From the listing below, work out how many lines contain "wykładziną". Reply with that number only.
______________________________
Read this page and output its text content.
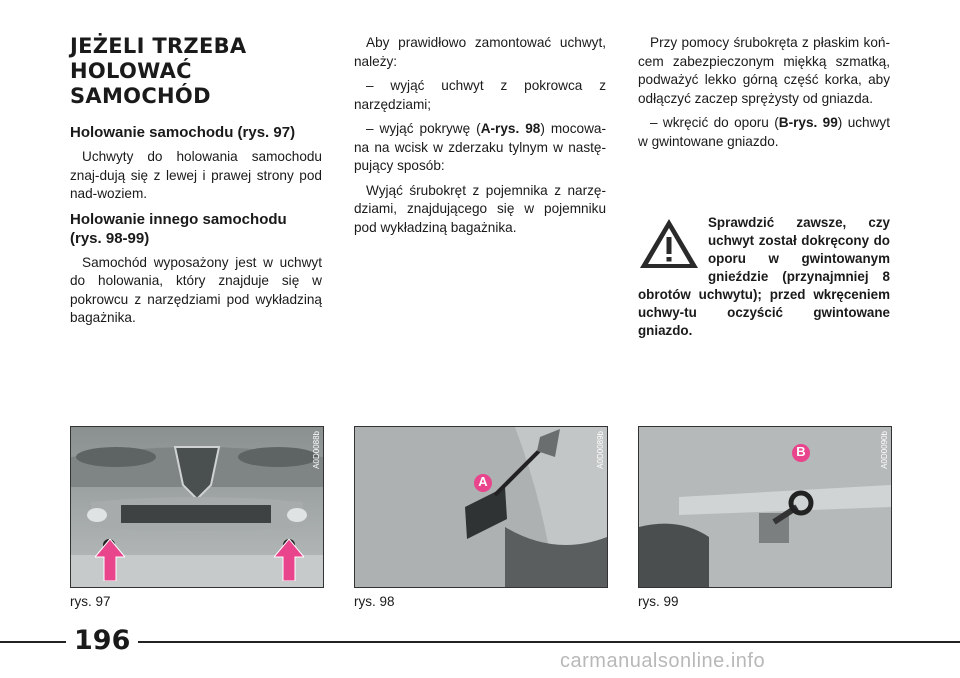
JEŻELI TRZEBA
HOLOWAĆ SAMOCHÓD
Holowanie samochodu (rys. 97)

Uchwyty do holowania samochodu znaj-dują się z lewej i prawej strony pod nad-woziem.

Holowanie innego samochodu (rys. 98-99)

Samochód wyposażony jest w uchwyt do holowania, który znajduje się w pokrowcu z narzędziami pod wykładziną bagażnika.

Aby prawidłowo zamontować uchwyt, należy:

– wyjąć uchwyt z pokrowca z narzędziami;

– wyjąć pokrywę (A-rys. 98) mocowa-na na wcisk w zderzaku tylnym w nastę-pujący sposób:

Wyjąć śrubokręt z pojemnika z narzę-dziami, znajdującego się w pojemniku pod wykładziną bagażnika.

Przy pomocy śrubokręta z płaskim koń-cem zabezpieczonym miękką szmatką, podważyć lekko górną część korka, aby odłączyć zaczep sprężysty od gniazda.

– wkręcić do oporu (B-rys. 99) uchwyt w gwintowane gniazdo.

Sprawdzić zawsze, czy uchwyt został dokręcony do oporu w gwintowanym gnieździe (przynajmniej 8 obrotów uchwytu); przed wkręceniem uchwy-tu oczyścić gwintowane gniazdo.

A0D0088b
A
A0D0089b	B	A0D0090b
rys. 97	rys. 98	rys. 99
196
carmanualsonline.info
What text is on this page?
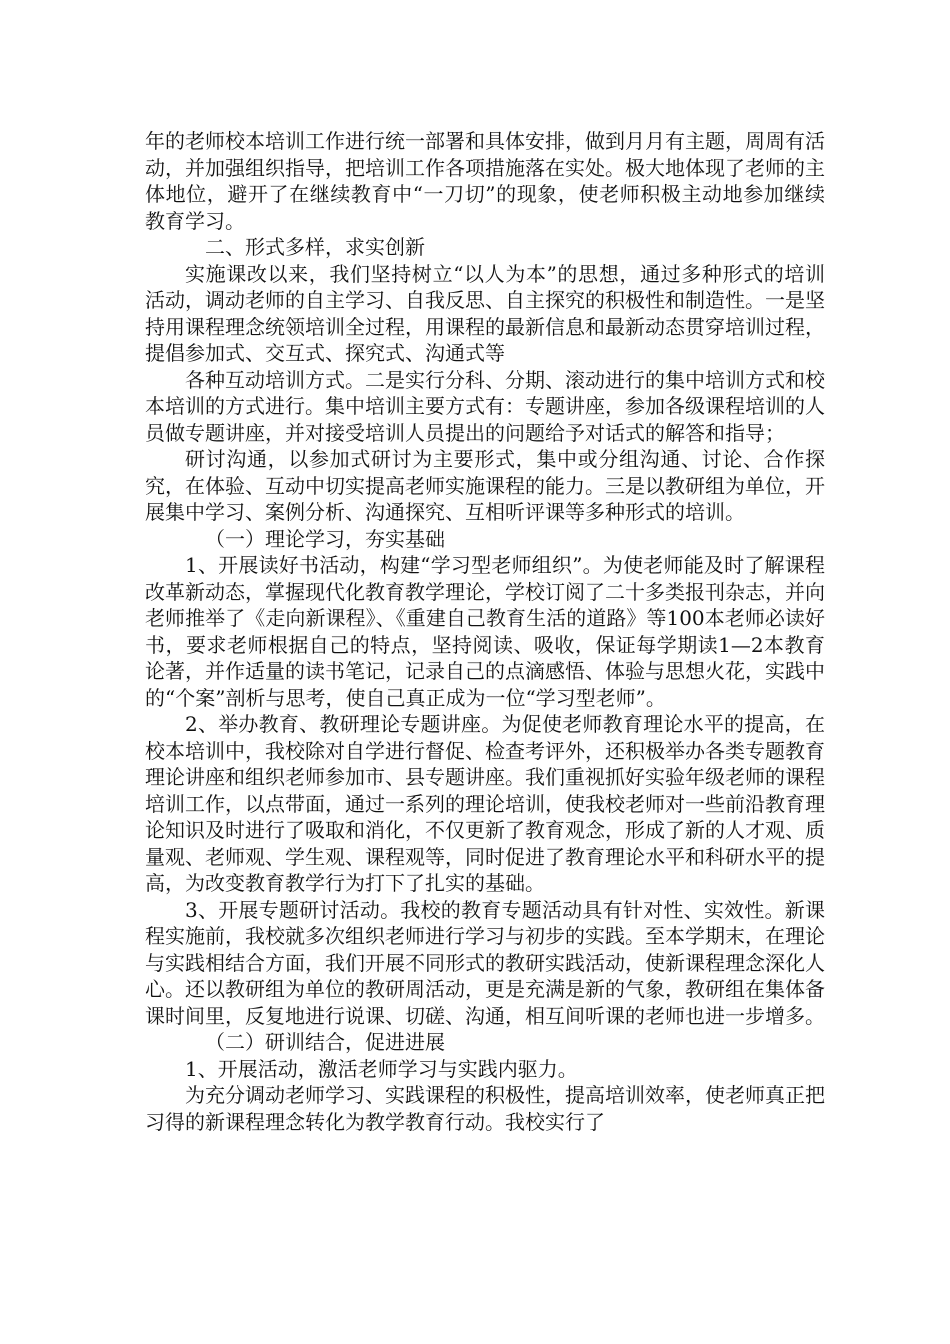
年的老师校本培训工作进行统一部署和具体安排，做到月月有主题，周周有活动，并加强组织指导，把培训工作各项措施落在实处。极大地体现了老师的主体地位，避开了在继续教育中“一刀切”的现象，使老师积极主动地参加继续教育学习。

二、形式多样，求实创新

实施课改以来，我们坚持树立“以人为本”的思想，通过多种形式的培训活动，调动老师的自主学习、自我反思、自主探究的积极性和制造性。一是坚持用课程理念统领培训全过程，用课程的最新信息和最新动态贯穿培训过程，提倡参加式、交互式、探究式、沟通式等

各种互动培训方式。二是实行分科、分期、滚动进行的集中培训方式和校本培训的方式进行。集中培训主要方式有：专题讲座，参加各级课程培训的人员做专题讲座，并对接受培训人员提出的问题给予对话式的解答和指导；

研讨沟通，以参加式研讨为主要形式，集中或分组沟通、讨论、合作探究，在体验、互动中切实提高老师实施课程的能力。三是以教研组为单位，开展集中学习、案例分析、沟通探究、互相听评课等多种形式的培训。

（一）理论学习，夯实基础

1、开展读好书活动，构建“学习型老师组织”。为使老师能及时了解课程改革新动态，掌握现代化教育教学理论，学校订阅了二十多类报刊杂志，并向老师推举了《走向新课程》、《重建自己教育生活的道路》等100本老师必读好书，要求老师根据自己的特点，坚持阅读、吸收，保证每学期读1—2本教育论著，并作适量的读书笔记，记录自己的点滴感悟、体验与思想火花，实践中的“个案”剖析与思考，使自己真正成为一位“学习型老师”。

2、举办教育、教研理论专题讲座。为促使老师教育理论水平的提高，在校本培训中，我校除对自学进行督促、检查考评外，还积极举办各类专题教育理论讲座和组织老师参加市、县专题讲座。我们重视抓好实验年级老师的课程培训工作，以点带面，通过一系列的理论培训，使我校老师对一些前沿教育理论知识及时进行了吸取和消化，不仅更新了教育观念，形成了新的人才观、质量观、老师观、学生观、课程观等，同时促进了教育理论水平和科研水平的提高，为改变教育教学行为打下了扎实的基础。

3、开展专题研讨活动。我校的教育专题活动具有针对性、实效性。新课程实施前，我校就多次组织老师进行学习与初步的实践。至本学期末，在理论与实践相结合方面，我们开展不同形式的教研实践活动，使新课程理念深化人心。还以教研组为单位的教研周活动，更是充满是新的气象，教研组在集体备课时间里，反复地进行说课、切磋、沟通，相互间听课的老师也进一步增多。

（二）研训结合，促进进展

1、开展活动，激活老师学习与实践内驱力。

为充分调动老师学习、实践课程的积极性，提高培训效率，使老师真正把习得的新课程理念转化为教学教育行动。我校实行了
______________________________
■ Problem solution: 2